# Instruction
Reproduce the material word for word, from its first line through the line containing "apply-button[interactable]: Apply xyxy=(269,669,337,693)".

--- Start of Data excerpts ---

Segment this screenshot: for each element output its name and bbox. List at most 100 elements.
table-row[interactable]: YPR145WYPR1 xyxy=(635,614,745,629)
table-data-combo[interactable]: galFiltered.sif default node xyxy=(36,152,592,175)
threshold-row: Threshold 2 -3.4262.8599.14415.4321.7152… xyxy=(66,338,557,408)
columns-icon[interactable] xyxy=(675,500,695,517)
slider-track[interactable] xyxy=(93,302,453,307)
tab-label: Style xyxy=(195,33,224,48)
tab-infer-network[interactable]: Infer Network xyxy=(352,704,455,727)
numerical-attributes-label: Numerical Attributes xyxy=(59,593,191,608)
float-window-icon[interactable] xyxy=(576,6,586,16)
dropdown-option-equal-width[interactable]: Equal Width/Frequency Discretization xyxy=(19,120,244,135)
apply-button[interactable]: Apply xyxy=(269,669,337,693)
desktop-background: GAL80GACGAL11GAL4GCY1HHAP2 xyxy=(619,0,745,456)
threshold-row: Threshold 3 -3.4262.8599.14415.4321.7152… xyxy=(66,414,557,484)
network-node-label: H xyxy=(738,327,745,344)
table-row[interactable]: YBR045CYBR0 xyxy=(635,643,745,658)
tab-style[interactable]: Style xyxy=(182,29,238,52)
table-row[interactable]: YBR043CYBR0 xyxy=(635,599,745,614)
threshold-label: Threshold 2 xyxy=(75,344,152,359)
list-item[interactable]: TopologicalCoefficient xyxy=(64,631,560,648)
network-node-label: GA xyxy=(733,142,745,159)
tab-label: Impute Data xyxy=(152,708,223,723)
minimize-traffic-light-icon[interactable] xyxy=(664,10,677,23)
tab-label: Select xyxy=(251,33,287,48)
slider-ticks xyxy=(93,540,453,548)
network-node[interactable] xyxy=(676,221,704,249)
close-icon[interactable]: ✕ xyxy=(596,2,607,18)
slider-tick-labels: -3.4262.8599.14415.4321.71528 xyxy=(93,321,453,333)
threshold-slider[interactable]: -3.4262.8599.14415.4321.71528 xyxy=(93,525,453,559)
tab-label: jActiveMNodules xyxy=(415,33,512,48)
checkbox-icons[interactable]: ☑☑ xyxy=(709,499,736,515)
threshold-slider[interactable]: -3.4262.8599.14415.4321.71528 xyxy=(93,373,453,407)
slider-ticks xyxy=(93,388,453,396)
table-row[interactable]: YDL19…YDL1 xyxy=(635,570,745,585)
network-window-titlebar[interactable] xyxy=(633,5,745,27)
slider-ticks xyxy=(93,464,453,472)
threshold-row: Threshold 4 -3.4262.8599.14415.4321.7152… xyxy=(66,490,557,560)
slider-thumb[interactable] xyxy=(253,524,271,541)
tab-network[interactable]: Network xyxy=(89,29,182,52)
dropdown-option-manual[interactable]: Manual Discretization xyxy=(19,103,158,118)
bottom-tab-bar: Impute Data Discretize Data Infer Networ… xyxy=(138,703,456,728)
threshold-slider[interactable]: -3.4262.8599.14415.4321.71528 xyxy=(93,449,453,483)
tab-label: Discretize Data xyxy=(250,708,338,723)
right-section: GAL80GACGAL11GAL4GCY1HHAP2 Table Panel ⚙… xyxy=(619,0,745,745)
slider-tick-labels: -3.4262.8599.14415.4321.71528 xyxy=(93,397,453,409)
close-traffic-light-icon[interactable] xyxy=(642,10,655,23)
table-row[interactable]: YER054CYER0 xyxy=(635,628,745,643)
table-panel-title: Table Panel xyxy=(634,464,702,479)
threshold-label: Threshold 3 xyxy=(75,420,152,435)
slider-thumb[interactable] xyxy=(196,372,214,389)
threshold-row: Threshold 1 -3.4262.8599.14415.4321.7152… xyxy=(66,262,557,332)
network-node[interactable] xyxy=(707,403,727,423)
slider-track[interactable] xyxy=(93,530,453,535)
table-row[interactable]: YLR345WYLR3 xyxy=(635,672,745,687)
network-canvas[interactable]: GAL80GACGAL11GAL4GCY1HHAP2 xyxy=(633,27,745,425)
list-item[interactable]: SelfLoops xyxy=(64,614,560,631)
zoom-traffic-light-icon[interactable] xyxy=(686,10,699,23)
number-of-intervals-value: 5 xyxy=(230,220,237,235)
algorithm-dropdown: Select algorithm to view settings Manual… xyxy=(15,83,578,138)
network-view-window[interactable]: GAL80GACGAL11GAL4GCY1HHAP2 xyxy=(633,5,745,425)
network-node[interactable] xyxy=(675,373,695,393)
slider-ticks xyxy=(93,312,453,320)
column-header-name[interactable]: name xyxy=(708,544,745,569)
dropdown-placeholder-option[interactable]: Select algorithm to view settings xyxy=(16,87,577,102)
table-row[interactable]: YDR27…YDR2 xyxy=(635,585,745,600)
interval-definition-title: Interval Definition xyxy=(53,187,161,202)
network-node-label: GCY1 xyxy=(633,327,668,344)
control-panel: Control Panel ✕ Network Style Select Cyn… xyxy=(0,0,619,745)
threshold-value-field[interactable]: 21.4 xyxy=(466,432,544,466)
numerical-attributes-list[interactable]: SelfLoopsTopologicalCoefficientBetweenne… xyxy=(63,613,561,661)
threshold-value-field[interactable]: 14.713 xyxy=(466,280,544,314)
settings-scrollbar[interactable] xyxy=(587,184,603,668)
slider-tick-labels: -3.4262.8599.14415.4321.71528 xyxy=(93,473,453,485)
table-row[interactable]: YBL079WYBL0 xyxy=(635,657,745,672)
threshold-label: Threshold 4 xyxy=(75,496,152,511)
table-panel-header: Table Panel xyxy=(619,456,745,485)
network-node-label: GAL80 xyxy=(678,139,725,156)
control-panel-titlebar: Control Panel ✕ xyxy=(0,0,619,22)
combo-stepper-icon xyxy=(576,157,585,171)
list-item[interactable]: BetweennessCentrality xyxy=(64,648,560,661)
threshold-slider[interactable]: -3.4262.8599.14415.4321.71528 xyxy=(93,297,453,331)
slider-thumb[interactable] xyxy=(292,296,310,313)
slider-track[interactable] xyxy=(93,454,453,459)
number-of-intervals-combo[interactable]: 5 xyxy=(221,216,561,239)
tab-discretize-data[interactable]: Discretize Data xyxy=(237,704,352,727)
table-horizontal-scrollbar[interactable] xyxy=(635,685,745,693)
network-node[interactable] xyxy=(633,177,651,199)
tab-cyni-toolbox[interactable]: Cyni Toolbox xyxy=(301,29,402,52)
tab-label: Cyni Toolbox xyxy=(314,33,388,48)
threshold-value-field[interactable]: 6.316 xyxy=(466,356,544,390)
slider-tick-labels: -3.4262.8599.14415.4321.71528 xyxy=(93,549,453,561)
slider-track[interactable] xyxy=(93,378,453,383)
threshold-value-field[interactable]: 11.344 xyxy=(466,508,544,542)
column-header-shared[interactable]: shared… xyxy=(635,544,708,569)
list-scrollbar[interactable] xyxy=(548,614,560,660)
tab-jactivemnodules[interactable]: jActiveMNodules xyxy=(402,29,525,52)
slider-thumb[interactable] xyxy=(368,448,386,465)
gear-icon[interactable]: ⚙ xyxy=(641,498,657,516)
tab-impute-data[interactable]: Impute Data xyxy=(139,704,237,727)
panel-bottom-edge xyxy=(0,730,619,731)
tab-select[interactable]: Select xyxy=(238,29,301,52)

--- End of Data excerpts ---

# Result of the task
Segment this screenshot: for each element output its name and bbox. List at most 100 elements.
table-row[interactable]: YPR145WYPR1 xyxy=(635,614,745,629)
table-data-combo[interactable]: galFiltered.sif default node xyxy=(36,152,592,175)
threshold-row: Threshold 2 -3.4262.8599.14415.4321.7152… xyxy=(66,338,557,408)
columns-icon[interactable] xyxy=(675,500,695,517)
slider-track[interactable] xyxy=(93,302,453,307)
tab-label: Style xyxy=(195,33,224,48)
tab-infer-network[interactable]: Infer Network xyxy=(352,704,455,727)
numerical-attributes-label: Numerical Attributes xyxy=(59,593,191,608)
float-window-icon[interactable] xyxy=(576,6,586,16)
dropdown-option-equal-width[interactable]: Equal Width/Frequency Discretization xyxy=(19,120,244,135)
apply-button[interactable]: Apply xyxy=(269,669,337,693)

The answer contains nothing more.